Reproduce each line from the records that holds "complete".
↓
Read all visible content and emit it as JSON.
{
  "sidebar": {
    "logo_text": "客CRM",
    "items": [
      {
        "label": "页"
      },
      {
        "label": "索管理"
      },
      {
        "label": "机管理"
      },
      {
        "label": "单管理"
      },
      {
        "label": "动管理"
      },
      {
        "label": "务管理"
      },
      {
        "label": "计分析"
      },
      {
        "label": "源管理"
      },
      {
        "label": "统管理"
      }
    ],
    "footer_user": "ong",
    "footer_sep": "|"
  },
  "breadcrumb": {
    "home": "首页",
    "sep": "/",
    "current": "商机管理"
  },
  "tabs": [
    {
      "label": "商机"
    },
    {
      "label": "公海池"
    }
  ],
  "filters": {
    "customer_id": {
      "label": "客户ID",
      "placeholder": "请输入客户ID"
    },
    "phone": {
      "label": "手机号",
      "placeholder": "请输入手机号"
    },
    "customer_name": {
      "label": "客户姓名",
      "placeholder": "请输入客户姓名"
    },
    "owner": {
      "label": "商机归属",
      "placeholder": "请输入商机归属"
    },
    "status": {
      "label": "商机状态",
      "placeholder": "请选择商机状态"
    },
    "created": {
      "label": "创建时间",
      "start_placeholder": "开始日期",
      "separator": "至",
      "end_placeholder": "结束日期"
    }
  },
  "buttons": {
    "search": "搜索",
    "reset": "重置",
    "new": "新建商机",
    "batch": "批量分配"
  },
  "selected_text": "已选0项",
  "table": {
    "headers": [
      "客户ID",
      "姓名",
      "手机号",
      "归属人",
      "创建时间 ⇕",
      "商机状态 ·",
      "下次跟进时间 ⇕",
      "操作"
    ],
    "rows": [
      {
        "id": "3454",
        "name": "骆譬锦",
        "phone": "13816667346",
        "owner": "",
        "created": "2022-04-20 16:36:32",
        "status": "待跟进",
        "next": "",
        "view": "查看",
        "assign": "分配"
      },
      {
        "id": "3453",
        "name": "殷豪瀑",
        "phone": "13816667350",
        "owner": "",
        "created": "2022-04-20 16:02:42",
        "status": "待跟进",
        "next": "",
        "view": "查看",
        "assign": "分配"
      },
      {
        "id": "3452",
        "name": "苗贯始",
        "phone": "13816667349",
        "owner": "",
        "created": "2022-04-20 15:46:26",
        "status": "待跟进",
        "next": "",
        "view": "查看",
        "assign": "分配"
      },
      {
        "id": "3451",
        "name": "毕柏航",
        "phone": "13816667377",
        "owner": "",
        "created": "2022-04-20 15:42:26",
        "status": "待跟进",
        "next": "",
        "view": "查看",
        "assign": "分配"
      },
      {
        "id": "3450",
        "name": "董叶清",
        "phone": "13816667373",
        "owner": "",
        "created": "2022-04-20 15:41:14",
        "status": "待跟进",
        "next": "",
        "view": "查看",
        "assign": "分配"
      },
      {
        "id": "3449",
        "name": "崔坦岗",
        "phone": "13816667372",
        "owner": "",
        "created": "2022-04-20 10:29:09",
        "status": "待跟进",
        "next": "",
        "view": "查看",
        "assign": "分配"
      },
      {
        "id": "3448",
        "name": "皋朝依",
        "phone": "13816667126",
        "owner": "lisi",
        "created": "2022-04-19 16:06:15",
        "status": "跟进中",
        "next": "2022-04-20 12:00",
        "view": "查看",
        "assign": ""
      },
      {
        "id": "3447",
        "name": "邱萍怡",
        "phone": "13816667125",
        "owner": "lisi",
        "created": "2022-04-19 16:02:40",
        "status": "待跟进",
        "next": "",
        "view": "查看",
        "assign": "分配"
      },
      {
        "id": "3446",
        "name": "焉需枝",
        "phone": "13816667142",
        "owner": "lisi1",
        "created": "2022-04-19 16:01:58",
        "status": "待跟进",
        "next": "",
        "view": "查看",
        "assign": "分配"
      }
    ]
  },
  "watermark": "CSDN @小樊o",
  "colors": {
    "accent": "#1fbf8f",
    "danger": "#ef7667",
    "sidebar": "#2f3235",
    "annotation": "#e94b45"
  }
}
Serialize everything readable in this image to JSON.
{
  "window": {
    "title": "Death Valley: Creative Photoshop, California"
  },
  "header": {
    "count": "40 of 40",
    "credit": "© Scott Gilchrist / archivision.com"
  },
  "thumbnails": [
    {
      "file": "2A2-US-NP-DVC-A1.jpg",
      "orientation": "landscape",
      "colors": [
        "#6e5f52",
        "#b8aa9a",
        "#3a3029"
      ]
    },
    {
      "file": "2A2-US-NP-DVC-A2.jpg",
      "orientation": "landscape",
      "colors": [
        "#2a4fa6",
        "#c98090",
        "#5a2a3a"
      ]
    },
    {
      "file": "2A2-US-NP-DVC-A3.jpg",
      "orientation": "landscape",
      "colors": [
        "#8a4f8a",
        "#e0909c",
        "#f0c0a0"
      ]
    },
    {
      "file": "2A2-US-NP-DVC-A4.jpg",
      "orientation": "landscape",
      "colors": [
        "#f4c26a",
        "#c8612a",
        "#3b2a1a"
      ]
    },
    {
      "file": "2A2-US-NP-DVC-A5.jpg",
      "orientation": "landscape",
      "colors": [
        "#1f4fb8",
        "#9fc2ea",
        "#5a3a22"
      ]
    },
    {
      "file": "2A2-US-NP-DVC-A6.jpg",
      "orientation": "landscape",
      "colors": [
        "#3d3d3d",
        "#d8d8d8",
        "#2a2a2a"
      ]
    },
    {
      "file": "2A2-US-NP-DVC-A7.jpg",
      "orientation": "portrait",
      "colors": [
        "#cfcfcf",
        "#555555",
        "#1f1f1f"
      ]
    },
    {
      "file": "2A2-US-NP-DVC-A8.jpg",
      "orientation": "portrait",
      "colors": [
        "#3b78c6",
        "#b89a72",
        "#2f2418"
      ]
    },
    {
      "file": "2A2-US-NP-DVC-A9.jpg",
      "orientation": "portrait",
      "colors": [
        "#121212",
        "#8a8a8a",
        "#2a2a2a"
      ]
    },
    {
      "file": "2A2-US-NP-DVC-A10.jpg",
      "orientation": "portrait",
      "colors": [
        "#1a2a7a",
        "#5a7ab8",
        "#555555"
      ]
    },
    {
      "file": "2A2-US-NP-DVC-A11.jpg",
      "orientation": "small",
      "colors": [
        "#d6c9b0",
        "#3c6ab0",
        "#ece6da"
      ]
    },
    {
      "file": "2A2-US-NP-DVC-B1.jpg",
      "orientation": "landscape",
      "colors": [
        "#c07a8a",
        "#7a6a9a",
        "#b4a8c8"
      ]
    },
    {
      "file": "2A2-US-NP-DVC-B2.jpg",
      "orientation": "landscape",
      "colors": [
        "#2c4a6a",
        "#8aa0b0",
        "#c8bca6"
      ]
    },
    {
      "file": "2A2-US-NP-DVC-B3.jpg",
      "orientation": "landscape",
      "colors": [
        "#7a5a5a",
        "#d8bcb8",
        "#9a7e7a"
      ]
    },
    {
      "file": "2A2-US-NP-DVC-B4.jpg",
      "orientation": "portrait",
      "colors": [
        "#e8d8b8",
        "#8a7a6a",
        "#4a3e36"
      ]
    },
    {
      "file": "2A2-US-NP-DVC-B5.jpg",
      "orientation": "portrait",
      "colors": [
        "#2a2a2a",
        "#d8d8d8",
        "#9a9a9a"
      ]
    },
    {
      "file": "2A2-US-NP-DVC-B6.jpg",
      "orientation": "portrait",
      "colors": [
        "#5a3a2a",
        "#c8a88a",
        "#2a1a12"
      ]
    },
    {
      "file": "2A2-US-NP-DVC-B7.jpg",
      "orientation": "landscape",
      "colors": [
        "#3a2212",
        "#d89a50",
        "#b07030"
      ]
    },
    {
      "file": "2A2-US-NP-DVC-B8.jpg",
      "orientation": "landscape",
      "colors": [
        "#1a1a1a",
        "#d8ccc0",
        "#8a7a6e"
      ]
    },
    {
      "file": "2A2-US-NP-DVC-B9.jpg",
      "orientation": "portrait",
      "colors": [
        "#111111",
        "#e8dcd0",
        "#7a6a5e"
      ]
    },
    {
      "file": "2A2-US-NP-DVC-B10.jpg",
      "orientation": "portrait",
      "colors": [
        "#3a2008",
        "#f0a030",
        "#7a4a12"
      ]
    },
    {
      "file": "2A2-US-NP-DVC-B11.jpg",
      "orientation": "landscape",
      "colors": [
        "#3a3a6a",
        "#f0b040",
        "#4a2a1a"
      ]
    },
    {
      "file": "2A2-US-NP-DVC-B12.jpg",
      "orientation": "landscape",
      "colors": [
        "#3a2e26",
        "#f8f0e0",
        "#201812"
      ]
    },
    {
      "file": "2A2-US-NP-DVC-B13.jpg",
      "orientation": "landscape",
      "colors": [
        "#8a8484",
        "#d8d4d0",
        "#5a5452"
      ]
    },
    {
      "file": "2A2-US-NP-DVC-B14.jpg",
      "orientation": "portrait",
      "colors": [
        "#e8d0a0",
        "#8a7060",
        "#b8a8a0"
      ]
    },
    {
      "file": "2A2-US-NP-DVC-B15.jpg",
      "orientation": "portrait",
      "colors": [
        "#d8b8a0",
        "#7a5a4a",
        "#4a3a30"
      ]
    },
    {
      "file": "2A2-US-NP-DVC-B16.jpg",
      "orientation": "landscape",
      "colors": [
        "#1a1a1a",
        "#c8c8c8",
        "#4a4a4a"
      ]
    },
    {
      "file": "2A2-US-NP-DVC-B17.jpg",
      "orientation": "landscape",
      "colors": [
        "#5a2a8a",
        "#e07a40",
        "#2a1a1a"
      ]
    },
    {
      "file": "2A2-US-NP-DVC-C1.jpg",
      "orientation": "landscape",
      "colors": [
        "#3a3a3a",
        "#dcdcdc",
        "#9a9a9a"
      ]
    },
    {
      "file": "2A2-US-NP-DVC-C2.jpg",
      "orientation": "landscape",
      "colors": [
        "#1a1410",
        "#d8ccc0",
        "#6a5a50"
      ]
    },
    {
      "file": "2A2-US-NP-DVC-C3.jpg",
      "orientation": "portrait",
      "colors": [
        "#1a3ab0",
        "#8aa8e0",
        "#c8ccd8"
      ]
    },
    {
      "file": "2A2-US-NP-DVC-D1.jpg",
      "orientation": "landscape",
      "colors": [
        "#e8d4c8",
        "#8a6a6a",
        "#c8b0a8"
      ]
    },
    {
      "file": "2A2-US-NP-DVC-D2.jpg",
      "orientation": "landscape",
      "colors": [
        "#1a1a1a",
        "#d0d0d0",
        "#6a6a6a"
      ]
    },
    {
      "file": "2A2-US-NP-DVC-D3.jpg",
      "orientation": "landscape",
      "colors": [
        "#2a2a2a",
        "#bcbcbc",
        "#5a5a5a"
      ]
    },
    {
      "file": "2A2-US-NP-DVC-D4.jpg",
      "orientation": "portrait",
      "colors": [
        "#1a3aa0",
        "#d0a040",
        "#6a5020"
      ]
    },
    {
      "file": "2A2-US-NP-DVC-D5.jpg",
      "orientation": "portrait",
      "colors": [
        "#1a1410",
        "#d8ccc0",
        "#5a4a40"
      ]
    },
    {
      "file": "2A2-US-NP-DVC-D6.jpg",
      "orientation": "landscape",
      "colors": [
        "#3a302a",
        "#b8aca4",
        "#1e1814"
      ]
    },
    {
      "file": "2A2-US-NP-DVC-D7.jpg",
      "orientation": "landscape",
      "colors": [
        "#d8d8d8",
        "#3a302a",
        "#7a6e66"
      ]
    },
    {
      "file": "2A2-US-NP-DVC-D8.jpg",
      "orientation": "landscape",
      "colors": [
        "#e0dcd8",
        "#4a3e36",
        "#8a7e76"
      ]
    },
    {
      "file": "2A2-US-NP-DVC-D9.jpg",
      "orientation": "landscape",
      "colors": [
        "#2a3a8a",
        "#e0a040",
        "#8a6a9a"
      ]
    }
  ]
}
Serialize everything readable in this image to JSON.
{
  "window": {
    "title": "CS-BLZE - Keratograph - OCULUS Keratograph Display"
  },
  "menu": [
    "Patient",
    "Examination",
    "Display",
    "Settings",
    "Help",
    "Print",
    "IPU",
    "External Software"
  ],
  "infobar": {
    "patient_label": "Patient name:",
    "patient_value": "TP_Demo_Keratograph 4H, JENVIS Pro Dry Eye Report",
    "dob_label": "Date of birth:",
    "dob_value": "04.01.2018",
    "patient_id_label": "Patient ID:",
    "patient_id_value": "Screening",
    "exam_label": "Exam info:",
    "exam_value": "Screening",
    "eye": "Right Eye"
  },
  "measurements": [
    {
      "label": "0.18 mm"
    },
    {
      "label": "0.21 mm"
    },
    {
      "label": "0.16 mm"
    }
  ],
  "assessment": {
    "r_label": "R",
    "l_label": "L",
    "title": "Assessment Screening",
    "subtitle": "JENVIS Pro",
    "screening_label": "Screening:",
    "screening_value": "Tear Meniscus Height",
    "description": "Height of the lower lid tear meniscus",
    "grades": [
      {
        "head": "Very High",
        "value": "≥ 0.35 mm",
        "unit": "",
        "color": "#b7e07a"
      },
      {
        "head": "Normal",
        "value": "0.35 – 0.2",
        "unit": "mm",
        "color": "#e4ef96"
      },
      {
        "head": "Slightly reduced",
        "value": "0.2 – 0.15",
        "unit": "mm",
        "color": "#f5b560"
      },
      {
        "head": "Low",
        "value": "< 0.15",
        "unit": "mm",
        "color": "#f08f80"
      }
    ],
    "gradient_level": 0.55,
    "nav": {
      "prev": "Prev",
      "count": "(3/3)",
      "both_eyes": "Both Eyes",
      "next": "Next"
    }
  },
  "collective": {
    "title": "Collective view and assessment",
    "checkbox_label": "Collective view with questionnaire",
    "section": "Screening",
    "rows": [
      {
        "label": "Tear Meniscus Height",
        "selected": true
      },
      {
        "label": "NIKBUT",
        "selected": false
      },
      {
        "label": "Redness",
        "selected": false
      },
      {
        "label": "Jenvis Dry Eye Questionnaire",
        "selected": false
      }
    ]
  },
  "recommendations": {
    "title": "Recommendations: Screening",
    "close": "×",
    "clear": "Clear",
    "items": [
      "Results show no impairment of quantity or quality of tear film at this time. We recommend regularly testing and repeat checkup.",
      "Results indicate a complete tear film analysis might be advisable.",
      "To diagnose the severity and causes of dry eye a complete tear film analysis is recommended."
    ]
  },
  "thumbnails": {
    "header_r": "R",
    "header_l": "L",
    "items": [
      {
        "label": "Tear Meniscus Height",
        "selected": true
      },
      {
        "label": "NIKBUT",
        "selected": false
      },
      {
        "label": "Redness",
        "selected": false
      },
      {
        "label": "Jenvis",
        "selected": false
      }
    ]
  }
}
↑
- **TASK OUTPUT**:
      "Results indicate a complete tear film analysis might be advisable.",
      "To diagnose the severity and causes of dry eye a complete tear film analysis is recommended."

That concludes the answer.